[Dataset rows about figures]
━━━━━━━━━━━━━━━━━━━━━━━━━━━━━━
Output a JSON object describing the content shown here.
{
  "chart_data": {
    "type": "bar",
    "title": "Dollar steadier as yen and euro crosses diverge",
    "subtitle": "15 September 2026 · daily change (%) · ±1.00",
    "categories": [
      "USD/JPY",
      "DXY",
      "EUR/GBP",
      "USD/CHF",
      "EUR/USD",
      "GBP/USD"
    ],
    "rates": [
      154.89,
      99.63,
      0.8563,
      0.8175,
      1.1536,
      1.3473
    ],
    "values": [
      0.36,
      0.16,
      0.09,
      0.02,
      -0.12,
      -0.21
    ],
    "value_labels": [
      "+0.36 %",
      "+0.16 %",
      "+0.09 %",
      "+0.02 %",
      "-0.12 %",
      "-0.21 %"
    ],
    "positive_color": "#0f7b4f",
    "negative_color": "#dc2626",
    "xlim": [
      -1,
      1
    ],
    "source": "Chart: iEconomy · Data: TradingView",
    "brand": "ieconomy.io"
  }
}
━━━━━━━━━━━━━━━━━━━━━━━━━━━━━━
- [Exercise prompt] Without changing a word, restate the whole listing.

- [Task result]
Output a JSON object describing the content shown here.
{
  "chart_data": {
    "type": "bar",
    "title": "Dollar steadier as yen and euro crosses diverge",
    "subtitle": "15 September 2026 · daily change (%) · ±1.00",
    "categories": [
      "USD/JPY",
      "DXY",
      "EUR/GBP",
      "USD/CHF",
      "EUR/USD",
      "GBP/USD"
    ],
    "rates": [
      154.89,
      99.63,
      0.8563,
      0.8175,
      1.1536,
      1.3473
    ],
    "values": [
      0.36,
      0.16,
      0.09,
      0.02,
      -0.12,
      -0.21
    ],
    "value_labels": [
      "+0.36 %",
      "+0.16 %",
      "+0.09 %",
      "+0.02 %",
      "-0.12 %",
      "-0.21 %"
    ],
    "positive_color": "#0f7b4f",
    "negative_color": "#dc2626",
    "xlim": [
      -1,
      1
    ],
    "source": "Chart: iEconomy · Data: TradingView",
    "brand": "ieconomy.io"
  }
}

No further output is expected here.